■ **Task to carry out**:
Select and copy out every line in the records containing "arrow".

-- BEGIN Records for this task --

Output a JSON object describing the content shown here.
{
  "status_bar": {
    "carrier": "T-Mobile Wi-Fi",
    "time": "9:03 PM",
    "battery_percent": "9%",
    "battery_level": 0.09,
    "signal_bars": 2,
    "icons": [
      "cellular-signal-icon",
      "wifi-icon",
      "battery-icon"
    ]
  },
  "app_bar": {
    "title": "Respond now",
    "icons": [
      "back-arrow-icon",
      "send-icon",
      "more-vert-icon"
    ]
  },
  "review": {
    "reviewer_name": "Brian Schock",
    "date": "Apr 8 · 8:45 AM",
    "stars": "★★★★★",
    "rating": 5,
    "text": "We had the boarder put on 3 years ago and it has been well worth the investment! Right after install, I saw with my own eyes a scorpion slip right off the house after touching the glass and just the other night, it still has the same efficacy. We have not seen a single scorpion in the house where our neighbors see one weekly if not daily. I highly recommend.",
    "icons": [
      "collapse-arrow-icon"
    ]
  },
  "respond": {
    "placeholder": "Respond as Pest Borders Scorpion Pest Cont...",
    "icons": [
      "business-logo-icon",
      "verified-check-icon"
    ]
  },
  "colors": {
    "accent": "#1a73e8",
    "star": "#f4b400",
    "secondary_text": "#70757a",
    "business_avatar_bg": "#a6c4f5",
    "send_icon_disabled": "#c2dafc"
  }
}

-- END Records for this task --

■ **Full answer**:
      "back-arrow-icon",
      "collapse-arrow-icon"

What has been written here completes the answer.